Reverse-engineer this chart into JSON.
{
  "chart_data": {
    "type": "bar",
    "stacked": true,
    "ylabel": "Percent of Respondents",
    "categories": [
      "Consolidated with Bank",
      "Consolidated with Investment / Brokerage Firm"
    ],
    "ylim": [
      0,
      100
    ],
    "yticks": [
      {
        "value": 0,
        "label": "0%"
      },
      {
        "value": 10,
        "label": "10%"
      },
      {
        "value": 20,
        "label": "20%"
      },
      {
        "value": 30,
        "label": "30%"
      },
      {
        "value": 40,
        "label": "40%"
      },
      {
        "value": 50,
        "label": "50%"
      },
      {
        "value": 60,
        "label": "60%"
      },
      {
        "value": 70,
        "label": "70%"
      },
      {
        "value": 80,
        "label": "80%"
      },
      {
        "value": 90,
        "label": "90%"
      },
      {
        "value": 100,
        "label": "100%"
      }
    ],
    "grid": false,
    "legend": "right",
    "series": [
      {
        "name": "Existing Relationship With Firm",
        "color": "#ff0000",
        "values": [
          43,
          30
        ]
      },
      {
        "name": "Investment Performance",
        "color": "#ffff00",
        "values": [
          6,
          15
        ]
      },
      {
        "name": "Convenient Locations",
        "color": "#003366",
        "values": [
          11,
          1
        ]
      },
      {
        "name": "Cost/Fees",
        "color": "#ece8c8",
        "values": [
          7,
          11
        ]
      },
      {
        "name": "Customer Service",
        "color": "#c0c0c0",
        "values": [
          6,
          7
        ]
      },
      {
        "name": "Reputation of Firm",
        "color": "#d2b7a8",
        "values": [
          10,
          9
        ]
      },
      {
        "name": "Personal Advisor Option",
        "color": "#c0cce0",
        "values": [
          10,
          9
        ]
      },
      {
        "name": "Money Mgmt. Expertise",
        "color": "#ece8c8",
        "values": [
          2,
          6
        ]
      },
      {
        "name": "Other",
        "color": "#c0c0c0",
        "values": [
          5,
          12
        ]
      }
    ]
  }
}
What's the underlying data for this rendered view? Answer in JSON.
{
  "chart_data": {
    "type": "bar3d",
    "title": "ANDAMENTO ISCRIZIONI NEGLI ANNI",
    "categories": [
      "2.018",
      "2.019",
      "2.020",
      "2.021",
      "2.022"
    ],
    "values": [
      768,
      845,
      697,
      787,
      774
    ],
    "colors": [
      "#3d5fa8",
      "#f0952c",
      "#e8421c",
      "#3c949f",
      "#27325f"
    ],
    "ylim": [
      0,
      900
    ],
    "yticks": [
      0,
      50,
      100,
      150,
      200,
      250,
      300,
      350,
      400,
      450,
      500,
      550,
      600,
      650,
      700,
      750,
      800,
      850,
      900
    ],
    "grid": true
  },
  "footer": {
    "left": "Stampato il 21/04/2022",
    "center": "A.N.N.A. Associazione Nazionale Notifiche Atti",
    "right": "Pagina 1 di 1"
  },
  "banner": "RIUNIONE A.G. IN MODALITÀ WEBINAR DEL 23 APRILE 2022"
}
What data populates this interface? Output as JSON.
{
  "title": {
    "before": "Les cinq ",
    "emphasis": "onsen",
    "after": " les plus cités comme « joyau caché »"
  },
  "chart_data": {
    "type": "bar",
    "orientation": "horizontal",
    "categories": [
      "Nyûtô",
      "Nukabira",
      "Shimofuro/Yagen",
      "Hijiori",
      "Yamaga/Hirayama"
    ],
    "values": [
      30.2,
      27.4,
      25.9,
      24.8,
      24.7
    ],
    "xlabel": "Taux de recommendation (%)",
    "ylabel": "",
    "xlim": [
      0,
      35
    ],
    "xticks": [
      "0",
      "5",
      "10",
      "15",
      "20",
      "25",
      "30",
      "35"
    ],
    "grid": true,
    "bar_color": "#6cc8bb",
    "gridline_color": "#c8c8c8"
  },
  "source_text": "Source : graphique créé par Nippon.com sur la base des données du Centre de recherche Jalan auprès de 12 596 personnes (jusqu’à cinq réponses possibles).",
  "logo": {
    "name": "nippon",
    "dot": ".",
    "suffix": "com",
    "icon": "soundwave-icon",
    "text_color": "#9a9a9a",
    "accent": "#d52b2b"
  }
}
================
** PROBLEM **
Write out the records above again, keeping each one identical to the original.

** RESPONSE **
Reverse-engineer this chart into JSON.
{
  "chart_data": {
    "type": "bar",
    "stacked": true,
    "ylabel": "Percent of Respondents",
    "categories": [
      "Consolidated with Bank",
      "Consolidated with Investment / Brokerage Firm"
    ],
    "ylim": [
      0,
      100
    ],
    "yticks": [
      {
        "value": 0,
        "label": "0%"
      },
      {
        "value": 10,
        "label": "10%"
      },
      {
        "value": 20,
        "label": "20%"
      },
      {
        "value": 30,
        "label": "30%"
      },
      {
        "value": 40,
        "label": "40%"
      },
      {
        "value": 50,
        "label": "50%"
      },
      {
        "value": 60,
        "label": "60%"
      },
      {
        "value": 70,
        "label": "70%"
      },
      {
        "value": 80,
        "label": "80%"
      },
      {
        "value": 90,
        "label": "90%"
      },
      {
        "value": 100,
        "label": "100%"
      }
    ],
    "grid": false,
    "legend": "right",
    "series": [
      {
        "name": "Existing Relationship With Firm",
        "color": "#ff0000",
        "values": [
          43,
          30
        ]
      },
      {
        "name": "Investment Performance",
        "color": "#ffff00",
        "values": [
          6,
          15
        ]
      },
      {
        "name": "Convenient Locations",
        "color": "#003366",
        "values": [
          11,
          1
        ]
      },
      {
        "name": "Cost/Fees",
        "color": "#ece8c8",
        "values": [
          7,
          11
        ]
      },
      {
        "name": "Customer Service",
        "color": "#c0c0c0",
        "values": [
          6,
          7
        ]
      },
      {
        "name": "Reputation of Firm",
        "color": "#d2b7a8",
        "values": [
          10,
          9
        ]
      },
      {
        "name": "Personal Advisor Option",
        "color": "#c0cce0",
        "values": [
          10,
          9
        ]
      },
      {
        "name": "Money Mgmt. Expertise",
        "color": "#ece8c8",
        "values": [
          2,
          6
        ]
      },
      {
        "name": "Other",
        "color": "#c0c0c0",
        "values": [
          5,
          12
        ]
      }
    ]
  }
}
What's the underlying data for this rendered view? Answer in JSON.
{
  "chart_data": {
    "type": "bar3d",
    "title": "ANDAMENTO ISCRIZIONI NEGLI ANNI",
    "categories": [
      "2.018",
      "2.019",
      "2.020",
      "2.021",
      "2.022"
    ],
    "values": [
      768,
      845,
      697,
      787,
      774
    ],
    "colors": [
      "#3d5fa8",
      "#f0952c",
      "#e8421c",
      "#3c949f",
      "#27325f"
    ],
    "ylim": [
      0,
      900
    ],
    "yticks": [
      0,
      50,
      100,
      150,
      200,
      250,
      300,
      350,
      400,
      450,
      500,
      550,
      600,
      650,
      700,
      750,
      800,
      850,
      900
    ],
    "grid": true
  },
  "footer": {
    "left": "Stampato il 21/04/2022",
    "center": "A.N.N.A. Associazione Nazionale Notifiche Atti",
    "right": "Pagina 1 di 1"
  },
  "banner": "RIUNIONE A.G. IN MODALITÀ WEBINAR DEL 23 APRILE 2022"
}
What data populates this interface? Output as JSON.
{
  "title": {
    "before": "Les cinq ",
    "emphasis": "onsen",
    "after": " les plus cités comme « joyau caché »"
  },
  "chart_data": {
    "type": "bar",
    "orientation": "horizontal",
    "categories": [
      "Nyûtô",
      "Nukabira",
      "Shimofuro/Yagen",
      "Hijiori",
      "Yamaga/Hirayama"
    ],
    "values": [
      30.2,
      27.4,
      25.9,
      24.8,
      24.7
    ],
    "xlabel": "Taux de recommendation (%)",
    "ylabel": "",
    "xlim": [
      0,
      35
    ],
    "xticks": [
      "0",
      "5",
      "10",
      "15",
      "20",
      "25",
      "30",
      "35"
    ],
    "grid": true,
    "bar_color": "#6cc8bb",
    "gridline_color": "#c8c8c8"
  },
  "source_text": "Source : graphique créé par Nippon.com sur la base des données du Centre de recherche Jalan auprès de 12 596 personnes (jusqu’à cinq réponses possibles).",
  "logo": {
    "name": "nippon",
    "dot": ".",
    "suffix": "com",
    "icon": "soundwave-icon",
    "text_color": "#9a9a9a",
    "accent": "#d52b2b"
  }
}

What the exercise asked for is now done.